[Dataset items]
▶
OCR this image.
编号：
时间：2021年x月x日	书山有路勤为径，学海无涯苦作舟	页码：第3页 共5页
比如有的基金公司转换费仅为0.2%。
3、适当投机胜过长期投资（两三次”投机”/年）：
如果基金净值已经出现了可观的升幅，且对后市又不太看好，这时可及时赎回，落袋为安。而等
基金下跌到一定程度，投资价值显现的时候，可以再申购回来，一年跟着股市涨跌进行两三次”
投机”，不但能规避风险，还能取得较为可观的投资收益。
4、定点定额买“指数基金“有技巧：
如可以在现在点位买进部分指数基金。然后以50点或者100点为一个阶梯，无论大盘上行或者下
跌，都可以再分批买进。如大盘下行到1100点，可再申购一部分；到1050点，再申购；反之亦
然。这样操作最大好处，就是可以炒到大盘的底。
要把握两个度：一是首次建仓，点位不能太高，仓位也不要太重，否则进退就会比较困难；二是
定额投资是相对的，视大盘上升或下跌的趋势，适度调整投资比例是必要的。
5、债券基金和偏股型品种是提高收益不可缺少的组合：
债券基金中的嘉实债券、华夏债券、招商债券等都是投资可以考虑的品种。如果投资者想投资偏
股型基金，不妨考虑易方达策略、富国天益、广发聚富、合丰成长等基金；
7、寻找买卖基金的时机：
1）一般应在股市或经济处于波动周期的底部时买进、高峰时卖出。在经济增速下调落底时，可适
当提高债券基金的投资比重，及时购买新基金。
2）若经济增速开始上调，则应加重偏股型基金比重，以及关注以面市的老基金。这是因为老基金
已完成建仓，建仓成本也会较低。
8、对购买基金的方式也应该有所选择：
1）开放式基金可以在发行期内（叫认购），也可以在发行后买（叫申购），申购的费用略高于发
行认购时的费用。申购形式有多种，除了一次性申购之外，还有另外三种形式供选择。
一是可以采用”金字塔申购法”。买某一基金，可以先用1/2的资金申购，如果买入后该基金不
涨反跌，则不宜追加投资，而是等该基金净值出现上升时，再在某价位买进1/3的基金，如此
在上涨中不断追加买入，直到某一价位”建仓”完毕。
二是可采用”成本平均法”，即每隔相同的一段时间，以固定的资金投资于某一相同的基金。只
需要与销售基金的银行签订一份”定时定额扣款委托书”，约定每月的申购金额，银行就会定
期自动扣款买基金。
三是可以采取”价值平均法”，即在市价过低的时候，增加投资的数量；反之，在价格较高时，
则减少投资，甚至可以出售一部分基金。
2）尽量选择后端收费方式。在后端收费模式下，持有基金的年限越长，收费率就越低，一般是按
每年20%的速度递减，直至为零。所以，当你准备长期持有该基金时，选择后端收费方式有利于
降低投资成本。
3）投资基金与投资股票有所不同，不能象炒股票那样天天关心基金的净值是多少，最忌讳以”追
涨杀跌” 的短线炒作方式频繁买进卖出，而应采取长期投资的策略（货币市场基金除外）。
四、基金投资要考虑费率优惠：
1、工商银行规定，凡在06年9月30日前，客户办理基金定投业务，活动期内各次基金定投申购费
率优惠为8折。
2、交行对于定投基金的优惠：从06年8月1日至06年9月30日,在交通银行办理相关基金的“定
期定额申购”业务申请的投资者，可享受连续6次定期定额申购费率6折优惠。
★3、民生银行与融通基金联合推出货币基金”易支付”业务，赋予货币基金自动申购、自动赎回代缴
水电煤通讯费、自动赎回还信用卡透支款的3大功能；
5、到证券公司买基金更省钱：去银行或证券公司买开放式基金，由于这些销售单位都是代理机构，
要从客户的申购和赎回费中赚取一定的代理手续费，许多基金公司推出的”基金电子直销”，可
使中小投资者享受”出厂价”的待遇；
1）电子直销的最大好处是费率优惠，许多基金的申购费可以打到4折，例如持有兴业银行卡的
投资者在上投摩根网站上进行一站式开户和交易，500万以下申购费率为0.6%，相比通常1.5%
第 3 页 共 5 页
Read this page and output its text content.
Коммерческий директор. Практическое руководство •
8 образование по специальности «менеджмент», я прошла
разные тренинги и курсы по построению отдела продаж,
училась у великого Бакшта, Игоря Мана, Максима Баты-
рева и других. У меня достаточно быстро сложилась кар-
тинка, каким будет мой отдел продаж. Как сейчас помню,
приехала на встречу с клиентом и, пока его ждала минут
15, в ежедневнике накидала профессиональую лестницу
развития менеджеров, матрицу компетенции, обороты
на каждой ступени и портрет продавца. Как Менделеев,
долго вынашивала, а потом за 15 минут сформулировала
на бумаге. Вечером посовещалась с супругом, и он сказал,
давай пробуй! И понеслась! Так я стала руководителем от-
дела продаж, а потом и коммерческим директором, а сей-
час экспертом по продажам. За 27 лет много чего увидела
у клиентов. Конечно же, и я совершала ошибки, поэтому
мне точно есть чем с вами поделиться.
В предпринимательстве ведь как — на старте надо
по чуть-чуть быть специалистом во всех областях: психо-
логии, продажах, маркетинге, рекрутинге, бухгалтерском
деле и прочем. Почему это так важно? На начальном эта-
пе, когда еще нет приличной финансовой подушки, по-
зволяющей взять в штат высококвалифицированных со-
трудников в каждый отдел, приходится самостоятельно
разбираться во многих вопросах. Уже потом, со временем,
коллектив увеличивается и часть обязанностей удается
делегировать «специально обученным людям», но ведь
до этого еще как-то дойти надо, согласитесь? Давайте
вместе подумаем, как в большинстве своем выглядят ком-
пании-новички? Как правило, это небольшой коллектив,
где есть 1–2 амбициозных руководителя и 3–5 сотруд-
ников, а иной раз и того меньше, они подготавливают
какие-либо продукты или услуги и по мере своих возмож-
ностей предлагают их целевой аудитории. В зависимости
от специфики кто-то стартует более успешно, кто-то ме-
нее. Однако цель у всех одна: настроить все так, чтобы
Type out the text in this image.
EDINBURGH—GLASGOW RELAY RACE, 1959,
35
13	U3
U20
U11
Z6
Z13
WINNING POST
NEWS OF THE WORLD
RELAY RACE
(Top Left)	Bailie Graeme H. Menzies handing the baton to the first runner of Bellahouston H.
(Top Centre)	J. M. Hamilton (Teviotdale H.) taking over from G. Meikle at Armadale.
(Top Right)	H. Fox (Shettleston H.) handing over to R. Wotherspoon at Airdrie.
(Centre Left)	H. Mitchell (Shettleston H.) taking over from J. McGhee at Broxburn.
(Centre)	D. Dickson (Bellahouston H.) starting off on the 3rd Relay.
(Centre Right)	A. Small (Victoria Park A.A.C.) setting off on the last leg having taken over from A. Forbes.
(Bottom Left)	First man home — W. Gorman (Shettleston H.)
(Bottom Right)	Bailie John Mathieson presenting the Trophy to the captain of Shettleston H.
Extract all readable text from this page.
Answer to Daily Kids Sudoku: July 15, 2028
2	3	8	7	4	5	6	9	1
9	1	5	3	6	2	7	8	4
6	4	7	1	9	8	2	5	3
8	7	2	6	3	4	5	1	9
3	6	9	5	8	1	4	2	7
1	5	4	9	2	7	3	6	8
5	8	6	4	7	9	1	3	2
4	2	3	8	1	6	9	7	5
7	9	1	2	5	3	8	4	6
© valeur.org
◀
Task description: Output only the lines running from the line with "Type out the text in this image." through the final line of the data, inclusive.

Result below:
Type out the text in this image.
EDINBURGH—GLASGOW RELAY RACE, 1959,
35
13	U3
U20
U11
Z6
Z13
WINNING POST
NEWS OF THE WORLD
RELAY RACE
(Top Left)	Bailie Graeme H. Menzies handing the baton to the first runner of Bellahouston H.
(Top Centre)	J. M. Hamilton (Teviotdale H.) taking over from G. Meikle at Armadale.
(Top Right)	H. Fox (Shettleston H.) handing over to R. Wotherspoon at Airdrie.
(Centre Left)	H. Mitchell (Shettleston H.) taking over from J. McGhee at Broxburn.
(Centre)	D. Dickson (Bellahouston H.) starting off on the 3rd Relay.
(Centre Right)	A. Small (Victoria Park A.A.C.) setting off on the last leg having taken over from A. Forbes.
(Bottom Left)	First man home — W. Gorman (Shettleston H.)
(Bottom Right)	Bailie John Mathieson presenting the Trophy to the captain of Shettleston H.
Extract all readable text from this page.
Answer to Daily Kids Sudoku: July 15, 2028
2	3	8	7	4	5	6	9	1
9	1	5	3	6	2	7	8	4
6	4	7	1	9	8	2	5	3
8	7	2	6	3	4	5	1	9
3	6	9	5	8	1	4	2	7
1	5	4	9	2	7	3	6	8
5	8	6	4	7	9	1	3	2
4	2	3	8	1	6	9	7	5
7	9	1	2	5	3	8	4	6
© valeur.org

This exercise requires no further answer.